■ GIVEN EXERCISE: The entire listing is to be repeated verbatim.

■ ENTRIES PROVIDED:
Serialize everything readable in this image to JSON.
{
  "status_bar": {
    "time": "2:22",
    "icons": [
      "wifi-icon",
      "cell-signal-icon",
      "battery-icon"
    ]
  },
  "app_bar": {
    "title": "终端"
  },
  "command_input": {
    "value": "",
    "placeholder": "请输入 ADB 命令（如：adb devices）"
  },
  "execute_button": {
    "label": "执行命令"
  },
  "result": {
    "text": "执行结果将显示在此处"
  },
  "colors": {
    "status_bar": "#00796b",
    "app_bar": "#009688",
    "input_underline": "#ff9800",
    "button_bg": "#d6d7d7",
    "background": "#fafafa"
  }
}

■ ANSWER:
Serialize everything readable in this image to JSON.
{
  "status_bar": {
    "time": "2:22",
    "icons": [
      "wifi-icon",
      "cell-signal-icon",
      "battery-icon"
    ]
  },
  "app_bar": {
    "title": "终端"
  },
  "command_input": {
    "value": "",
    "placeholder": "请输入 ADB 命令（如：adb devices）"
  },
  "execute_button": {
    "label": "执行命令"
  },
  "result": {
    "text": "执行结果将显示在此处"
  },
  "colors": {
    "status_bar": "#00796b",
    "app_bar": "#009688",
    "input_underline": "#ff9800",
    "button_bg": "#d6d7d7",
    "background": "#fafafa"
  }
}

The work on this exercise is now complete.